> **Written problem**: Copy every line of the data that includes the string "when".

=-=-=-=-=

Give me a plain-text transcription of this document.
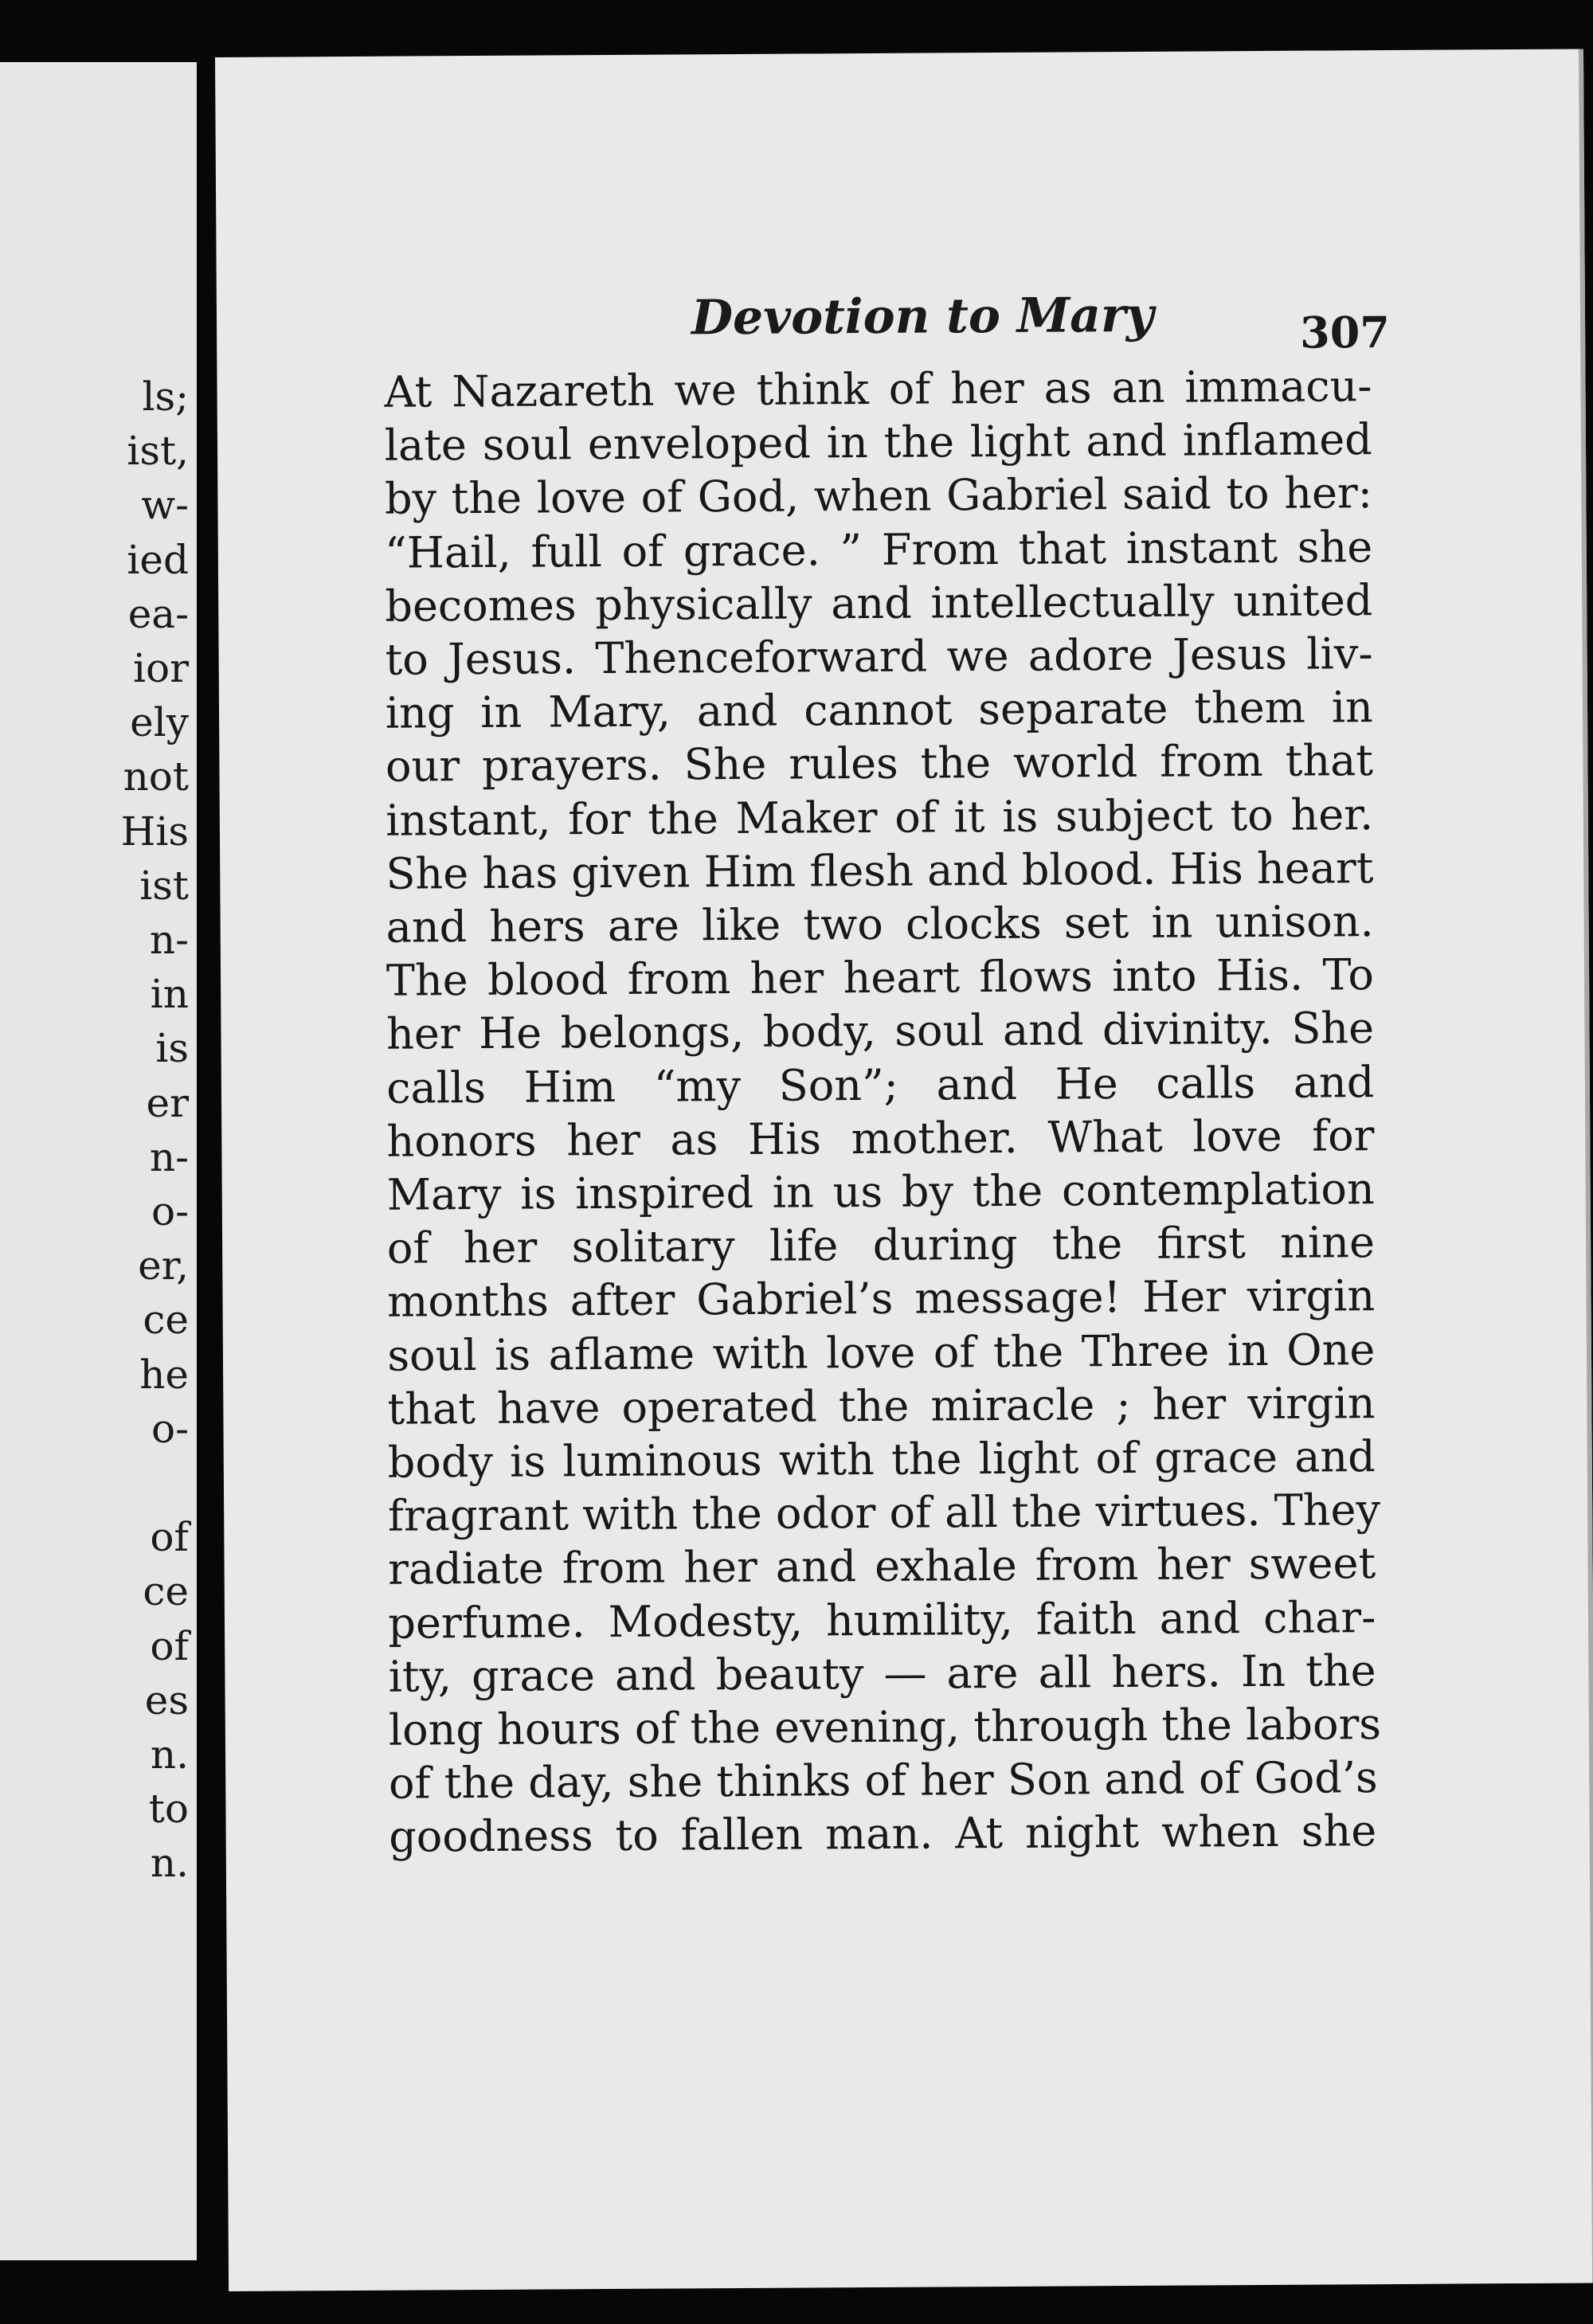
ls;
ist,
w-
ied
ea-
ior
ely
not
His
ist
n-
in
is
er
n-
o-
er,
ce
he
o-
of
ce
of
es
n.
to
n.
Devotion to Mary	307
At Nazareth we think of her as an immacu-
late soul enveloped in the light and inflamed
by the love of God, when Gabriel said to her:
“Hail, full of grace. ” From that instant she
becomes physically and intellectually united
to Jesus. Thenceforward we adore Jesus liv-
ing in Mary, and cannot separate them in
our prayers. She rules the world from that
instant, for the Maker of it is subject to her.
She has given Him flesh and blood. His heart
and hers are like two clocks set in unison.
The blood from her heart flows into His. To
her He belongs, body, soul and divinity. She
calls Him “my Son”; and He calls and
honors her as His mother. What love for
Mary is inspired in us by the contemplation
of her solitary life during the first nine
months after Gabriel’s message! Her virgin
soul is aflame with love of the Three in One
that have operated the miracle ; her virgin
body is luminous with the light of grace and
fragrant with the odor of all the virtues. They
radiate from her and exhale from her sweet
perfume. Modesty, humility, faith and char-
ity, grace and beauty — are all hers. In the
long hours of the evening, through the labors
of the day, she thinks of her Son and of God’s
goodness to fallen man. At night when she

=-=-=-=-=

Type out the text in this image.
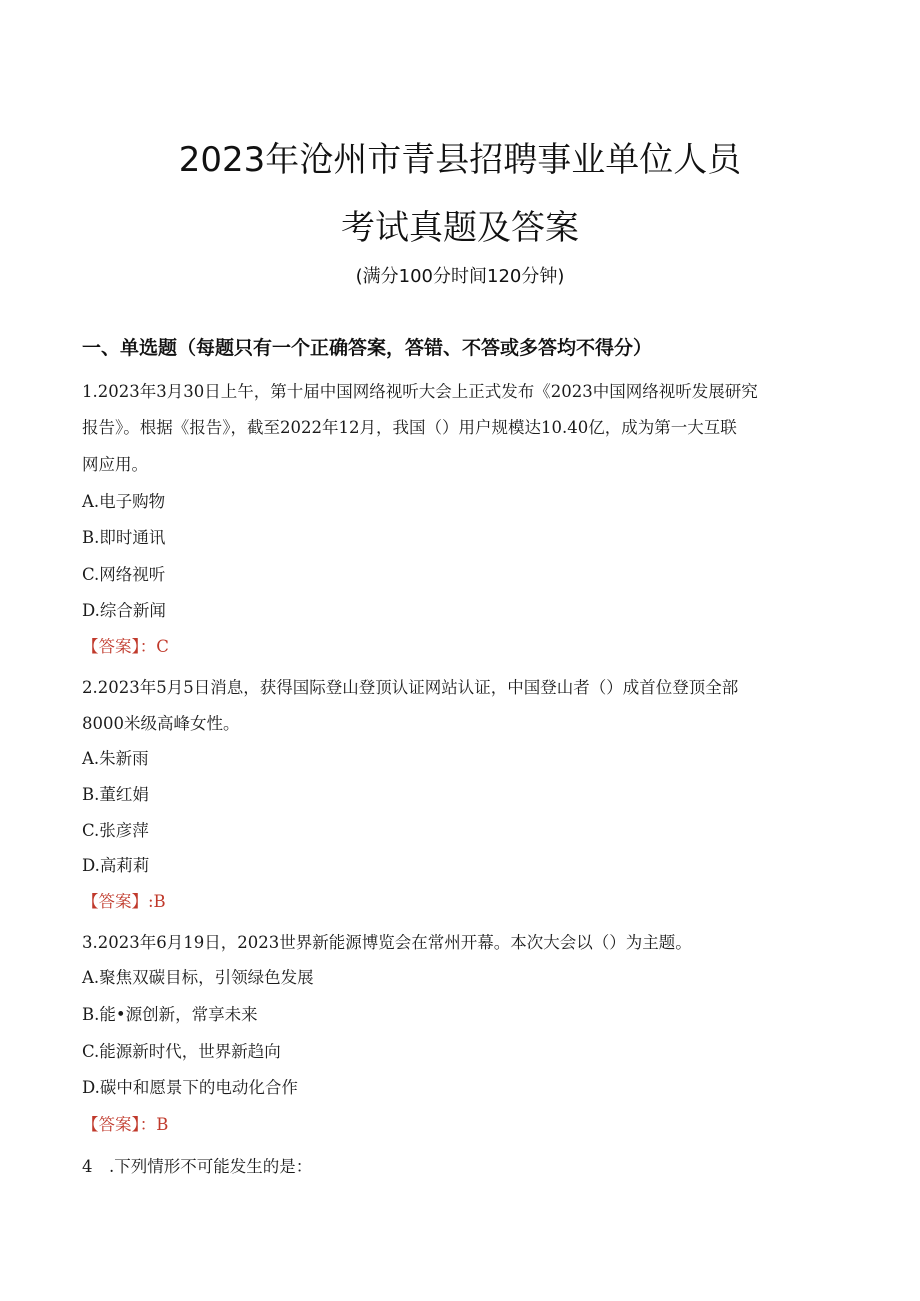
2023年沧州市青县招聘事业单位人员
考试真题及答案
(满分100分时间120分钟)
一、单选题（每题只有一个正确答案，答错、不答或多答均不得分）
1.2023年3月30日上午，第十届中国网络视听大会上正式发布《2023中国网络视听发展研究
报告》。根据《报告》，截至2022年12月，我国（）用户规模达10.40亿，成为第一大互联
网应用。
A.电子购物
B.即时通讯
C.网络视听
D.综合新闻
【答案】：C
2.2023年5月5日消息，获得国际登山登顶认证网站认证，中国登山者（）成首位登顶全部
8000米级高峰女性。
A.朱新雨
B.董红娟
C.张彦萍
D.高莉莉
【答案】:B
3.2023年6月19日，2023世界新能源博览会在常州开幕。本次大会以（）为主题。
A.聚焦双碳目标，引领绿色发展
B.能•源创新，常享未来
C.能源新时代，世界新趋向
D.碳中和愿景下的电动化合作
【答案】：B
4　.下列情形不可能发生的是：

=-=-=-=-=

> **Result of the exercise**:
by the love of God, when Gabriel said to her:
goodness to fallen man. At night when she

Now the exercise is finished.